Your goal: Your task is to transcribe all the entries exactly, excluding pictures.

Extracted entries:
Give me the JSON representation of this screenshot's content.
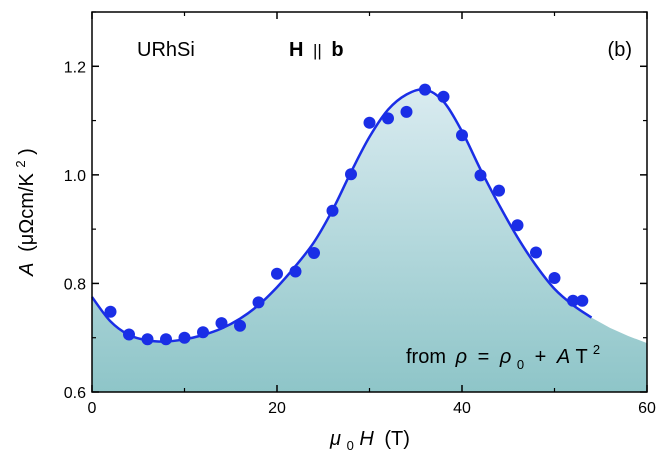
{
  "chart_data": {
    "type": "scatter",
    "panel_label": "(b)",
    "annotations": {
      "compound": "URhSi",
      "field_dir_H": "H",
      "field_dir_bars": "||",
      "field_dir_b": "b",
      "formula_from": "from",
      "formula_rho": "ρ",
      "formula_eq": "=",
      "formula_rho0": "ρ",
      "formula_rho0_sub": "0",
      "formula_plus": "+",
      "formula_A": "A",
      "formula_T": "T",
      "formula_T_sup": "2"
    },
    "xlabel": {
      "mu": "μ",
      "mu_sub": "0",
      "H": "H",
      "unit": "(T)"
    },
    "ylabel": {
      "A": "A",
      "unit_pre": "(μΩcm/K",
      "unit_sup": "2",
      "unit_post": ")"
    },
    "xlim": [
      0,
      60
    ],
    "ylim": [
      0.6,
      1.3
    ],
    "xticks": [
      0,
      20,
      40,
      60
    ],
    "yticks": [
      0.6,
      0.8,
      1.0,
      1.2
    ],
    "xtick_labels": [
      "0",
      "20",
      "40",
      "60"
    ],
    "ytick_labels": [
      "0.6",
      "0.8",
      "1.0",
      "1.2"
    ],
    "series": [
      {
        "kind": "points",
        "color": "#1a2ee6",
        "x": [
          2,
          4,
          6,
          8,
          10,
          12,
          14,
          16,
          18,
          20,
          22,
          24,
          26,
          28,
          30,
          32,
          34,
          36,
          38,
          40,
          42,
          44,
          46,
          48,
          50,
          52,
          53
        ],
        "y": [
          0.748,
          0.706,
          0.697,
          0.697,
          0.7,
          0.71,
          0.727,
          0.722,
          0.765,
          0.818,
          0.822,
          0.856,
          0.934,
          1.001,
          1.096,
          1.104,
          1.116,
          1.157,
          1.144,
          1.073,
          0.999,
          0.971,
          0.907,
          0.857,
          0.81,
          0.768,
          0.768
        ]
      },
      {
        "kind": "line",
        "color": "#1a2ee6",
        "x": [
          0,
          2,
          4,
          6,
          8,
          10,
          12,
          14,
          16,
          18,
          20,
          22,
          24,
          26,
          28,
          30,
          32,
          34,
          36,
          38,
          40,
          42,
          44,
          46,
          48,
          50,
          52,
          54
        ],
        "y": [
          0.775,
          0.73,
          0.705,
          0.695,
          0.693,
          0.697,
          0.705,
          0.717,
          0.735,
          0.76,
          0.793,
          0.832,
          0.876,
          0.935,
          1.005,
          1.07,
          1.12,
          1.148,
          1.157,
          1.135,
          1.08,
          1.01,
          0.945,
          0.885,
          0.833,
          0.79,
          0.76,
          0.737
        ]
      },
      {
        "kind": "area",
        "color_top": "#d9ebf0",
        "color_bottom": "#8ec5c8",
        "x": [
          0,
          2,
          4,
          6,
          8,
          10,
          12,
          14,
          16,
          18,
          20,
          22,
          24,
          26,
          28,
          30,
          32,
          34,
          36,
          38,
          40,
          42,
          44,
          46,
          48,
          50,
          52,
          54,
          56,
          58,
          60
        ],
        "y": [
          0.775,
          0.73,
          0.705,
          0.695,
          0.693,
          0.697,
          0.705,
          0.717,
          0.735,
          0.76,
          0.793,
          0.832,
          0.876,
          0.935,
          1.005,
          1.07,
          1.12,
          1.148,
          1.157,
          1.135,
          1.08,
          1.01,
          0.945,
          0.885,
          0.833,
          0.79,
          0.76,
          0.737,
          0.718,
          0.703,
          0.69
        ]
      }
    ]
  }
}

Finished task:
Give me the JSON representation of this screenshot's content.
{
  "chart_data": {
    "type": "scatter",
    "panel_label": "(b)",
    "annotations": {
      "compound": "URhSi",
      "field_dir_H": "H",
      "field_dir_bars": "||",
      "field_dir_b": "b",
      "formula_from": "from",
      "formula_rho": "ρ",
      "formula_eq": "=",
      "formula_rho0": "ρ",
      "formula_rho0_sub": "0",
      "formula_plus": "+",
      "formula_A": "A",
      "formula_T": "T",
      "formula_T_sup": "2"
    },
    "xlabel": {
      "mu": "μ",
      "mu_sub": "0",
      "H": "H",
      "unit": "(T)"
    },
    "ylabel": {
      "A": "A",
      "unit_pre": "(μΩcm/K",
      "unit_sup": "2",
      "unit_post": ")"
    },
    "xlim": [
      0,
      60
    ],
    "ylim": [
      0.6,
      1.3
    ],
    "xticks": [
      0,
      20,
      40,
      60
    ],
    "yticks": [
      0.6,
      0.8,
      1.0,
      1.2
    ],
    "xtick_labels": [
      "0",
      "20",
      "40",
      "60"
    ],
    "ytick_labels": [
      "0.6",
      "0.8",
      "1.0",
      "1.2"
    ],
    "series": [
      {
        "kind": "points",
        "color": "#1a2ee6",
        "x": [
          2,
          4,
          6,
          8,
          10,
          12,
          14,
          16,
          18,
          20,
          22,
          24,
          26,
          28,
          30,
          32,
          34,
          36,
          38,
          40,
          42,
          44,
          46,
          48,
          50,
          52,
          53
        ],
        "y": [
          0.748,
          0.706,
          0.697,
          0.697,
          0.7,
          0.71,
          0.727,
          0.722,
          0.765,
          0.818,
          0.822,
          0.856,
          0.934,
          1.001,
          1.096,
          1.104,
          1.116,
          1.157,
          1.144,
          1.073,
          0.999,
          0.971,
          0.907,
          0.857,
          0.81,
          0.768,
          0.768
        ]
      },
      {
        "kind": "line",
        "color": "#1a2ee6",
        "x": [
          0,
          2,
          4,
          6,
          8,
          10,
          12,
          14,
          16,
          18,
          20,
          22,
          24,
          26,
          28,
          30,
          32,
          34,
          36,
          38,
          40,
          42,
          44,
          46,
          48,
          50,
          52,
          54
        ],
        "y": [
          0.775,
          0.73,
          0.705,
          0.695,
          0.693,
          0.697,
          0.705,
          0.717,
          0.735,
          0.76,
          0.793,
          0.832,
          0.876,
          0.935,
          1.005,
          1.07,
          1.12,
          1.148,
          1.157,
          1.135,
          1.08,
          1.01,
          0.945,
          0.885,
          0.833,
          0.79,
          0.76,
          0.737
        ]
      },
      {
        "kind": "area",
        "color_top": "#d9ebf0",
        "color_bottom": "#8ec5c8",
        "x": [
          0,
          2,
          4,
          6,
          8,
          10,
          12,
          14,
          16,
          18,
          20,
          22,
          24,
          26,
          28,
          30,
          32,
          34,
          36,
          38,
          40,
          42,
          44,
          46,
          48,
          50,
          52,
          54,
          56,
          58,
          60
        ],
        "y": [
          0.775,
          0.73,
          0.705,
          0.695,
          0.693,
          0.697,
          0.705,
          0.717,
          0.735,
          0.76,
          0.793,
          0.832,
          0.876,
          0.935,
          1.005,
          1.07,
          1.12,
          1.148,
          1.157,
          1.135,
          1.08,
          1.01,
          0.945,
          0.885,
          0.833,
          0.79,
          0.76,
          0.737,
          0.718,
          0.703,
          0.69
        ]
      }
    ]
  }
}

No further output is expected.